• PROMPT:
From the entries below, copy out every line with "object" in it.

• DATASET EXTRACT:

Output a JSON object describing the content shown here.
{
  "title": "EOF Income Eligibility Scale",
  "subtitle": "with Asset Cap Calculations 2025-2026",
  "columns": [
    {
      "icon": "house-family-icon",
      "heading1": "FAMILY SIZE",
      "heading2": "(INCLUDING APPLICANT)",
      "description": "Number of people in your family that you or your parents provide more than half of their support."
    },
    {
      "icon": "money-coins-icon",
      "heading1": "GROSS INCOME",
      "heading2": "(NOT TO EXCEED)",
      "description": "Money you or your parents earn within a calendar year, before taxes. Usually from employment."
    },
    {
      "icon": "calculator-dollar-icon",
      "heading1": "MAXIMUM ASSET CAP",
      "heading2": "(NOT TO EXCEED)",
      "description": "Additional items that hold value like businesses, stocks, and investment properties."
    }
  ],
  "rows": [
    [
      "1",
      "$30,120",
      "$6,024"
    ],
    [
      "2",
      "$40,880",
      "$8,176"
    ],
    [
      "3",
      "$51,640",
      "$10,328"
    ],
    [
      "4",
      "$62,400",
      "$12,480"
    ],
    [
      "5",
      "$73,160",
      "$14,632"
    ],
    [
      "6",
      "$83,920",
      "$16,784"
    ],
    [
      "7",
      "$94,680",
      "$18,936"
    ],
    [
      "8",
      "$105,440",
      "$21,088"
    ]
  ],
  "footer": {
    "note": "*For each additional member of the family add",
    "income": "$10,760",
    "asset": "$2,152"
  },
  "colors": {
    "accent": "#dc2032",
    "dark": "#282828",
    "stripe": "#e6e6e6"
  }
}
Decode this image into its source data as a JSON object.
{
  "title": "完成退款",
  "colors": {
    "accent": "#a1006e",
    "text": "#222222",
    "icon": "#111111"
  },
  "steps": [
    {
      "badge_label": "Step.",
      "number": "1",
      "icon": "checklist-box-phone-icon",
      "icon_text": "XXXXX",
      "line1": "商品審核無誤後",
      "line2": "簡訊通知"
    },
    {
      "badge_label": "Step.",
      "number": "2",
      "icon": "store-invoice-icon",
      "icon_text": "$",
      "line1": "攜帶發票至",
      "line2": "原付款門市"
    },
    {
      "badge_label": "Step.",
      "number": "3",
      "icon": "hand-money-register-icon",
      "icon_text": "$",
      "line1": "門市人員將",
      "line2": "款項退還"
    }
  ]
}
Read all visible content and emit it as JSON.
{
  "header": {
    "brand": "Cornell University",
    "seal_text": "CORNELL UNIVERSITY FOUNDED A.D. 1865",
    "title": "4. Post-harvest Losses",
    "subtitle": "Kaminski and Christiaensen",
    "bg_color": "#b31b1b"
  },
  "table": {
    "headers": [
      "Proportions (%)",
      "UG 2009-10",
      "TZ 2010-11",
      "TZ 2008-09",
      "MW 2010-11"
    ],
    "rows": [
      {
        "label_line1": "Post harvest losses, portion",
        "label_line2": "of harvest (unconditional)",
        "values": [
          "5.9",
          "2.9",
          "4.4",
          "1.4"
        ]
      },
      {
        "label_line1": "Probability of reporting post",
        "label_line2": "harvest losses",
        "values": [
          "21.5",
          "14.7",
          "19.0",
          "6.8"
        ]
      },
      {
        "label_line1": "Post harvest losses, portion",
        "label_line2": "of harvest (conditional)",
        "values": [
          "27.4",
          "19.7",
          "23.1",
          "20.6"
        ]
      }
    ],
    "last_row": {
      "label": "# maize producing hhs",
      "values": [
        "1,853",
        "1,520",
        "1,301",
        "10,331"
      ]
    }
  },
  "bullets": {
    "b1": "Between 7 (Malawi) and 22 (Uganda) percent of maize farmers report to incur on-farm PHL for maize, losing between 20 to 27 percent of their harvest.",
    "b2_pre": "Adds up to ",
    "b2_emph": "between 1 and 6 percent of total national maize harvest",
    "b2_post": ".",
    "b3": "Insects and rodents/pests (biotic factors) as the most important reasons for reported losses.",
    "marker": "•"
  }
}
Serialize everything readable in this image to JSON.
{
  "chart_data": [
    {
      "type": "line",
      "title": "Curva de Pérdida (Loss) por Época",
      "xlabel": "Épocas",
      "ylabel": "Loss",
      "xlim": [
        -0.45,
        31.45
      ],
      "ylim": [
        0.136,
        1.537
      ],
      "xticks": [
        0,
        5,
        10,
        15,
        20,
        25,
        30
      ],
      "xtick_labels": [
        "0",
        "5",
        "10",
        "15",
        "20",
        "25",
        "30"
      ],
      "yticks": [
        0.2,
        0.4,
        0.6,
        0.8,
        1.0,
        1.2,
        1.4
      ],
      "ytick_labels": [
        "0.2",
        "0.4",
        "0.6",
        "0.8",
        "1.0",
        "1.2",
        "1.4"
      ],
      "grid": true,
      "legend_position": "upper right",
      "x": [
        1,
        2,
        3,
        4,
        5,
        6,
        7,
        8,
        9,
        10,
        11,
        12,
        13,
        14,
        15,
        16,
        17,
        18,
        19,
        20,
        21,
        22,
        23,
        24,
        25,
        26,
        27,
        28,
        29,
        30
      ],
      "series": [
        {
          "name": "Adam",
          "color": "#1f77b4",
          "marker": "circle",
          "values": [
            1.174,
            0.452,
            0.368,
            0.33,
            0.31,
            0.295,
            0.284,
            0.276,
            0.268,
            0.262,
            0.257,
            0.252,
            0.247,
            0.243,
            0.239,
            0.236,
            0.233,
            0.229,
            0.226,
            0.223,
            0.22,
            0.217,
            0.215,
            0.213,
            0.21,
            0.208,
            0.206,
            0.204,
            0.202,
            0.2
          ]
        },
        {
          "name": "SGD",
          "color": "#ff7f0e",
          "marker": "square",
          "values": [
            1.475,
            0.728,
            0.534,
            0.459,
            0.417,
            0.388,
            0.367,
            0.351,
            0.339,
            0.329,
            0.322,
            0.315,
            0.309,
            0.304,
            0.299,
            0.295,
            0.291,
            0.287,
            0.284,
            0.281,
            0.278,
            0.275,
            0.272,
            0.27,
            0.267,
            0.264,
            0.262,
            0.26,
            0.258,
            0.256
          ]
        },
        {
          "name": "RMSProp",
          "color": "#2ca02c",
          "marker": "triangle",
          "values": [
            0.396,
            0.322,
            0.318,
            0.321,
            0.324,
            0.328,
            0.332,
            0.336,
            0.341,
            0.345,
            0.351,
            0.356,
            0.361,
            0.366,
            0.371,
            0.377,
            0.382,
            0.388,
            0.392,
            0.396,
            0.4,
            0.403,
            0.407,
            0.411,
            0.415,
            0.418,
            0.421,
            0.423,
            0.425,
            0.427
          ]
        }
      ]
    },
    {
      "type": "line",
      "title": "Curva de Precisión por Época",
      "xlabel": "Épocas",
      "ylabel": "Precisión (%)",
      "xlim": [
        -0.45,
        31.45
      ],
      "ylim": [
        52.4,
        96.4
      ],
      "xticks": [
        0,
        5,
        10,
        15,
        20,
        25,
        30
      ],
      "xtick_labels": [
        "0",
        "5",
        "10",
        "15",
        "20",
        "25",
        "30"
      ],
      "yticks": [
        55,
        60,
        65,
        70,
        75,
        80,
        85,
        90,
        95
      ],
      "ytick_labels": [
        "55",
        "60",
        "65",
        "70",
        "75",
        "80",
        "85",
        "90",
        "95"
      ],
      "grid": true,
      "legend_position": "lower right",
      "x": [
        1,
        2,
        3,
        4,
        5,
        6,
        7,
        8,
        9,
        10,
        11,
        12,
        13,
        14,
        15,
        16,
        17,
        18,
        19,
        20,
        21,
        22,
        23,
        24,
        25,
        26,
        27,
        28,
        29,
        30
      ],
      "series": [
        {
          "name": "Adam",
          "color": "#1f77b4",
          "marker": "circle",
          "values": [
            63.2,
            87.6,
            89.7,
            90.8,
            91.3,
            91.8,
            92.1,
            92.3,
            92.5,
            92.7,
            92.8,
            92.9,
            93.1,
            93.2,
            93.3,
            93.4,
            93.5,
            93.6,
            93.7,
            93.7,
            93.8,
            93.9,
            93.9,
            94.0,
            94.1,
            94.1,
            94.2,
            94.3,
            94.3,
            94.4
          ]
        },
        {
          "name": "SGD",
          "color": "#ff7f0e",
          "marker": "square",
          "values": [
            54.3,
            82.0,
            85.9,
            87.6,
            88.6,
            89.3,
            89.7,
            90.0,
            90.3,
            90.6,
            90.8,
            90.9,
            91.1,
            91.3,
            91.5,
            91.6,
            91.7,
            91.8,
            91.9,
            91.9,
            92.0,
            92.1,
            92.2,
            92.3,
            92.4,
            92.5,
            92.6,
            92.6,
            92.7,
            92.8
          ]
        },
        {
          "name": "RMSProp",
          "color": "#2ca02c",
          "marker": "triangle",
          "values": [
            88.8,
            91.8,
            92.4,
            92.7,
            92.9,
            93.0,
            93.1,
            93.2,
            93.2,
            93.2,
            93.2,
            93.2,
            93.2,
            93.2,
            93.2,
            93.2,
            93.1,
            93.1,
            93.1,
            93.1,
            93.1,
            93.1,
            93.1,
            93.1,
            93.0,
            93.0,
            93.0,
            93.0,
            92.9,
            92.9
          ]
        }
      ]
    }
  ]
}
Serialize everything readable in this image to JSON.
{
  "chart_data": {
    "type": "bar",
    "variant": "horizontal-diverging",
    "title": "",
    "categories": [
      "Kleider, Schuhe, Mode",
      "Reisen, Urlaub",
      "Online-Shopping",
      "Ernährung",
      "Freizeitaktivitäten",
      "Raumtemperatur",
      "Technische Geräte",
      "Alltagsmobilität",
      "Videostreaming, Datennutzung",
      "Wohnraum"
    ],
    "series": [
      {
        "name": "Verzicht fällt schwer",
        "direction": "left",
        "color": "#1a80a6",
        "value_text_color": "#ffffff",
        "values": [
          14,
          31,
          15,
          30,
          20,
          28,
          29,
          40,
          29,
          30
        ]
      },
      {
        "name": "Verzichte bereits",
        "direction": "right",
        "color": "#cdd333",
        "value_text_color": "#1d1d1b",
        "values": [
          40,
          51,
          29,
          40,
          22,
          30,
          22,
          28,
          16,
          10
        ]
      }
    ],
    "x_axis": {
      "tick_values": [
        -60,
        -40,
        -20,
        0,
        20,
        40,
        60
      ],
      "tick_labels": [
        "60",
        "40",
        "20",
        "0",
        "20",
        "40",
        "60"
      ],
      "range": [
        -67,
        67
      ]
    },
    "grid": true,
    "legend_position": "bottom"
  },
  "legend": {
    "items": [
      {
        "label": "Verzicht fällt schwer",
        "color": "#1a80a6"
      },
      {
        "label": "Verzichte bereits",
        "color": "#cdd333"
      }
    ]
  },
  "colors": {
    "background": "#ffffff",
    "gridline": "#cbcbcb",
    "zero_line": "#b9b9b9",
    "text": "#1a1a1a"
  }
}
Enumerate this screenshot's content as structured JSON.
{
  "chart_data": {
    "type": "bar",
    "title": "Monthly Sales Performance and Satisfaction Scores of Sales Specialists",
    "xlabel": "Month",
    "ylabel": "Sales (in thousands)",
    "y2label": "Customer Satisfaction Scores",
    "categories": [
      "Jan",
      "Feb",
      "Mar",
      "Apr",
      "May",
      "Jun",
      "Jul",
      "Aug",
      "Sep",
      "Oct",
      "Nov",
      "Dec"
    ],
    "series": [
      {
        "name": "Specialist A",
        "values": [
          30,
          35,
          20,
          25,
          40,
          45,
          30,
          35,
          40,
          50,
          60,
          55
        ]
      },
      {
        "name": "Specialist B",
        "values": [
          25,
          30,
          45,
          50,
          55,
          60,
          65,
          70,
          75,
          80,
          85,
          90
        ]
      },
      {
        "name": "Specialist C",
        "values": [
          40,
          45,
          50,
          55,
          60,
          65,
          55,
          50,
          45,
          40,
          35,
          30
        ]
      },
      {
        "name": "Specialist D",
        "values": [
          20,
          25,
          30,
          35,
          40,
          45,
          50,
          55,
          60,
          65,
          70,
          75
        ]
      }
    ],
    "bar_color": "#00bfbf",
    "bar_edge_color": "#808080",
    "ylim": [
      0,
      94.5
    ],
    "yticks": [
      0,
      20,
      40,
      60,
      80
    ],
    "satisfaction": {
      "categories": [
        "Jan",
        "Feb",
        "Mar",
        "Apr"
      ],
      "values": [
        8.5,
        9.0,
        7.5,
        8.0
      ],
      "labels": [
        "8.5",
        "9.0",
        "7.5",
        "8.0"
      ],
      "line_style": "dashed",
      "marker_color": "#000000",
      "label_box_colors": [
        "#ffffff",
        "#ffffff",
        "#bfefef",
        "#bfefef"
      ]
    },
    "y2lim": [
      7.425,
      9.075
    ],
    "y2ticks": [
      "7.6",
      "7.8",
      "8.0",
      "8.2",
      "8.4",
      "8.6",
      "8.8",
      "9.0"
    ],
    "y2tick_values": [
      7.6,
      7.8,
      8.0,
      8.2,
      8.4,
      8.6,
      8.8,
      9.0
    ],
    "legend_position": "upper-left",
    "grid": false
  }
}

• SOLUTION FOR THIS PROBLEM:
Output a JSON object describing the content shown here.
Decode this image into its source data as a JSON object.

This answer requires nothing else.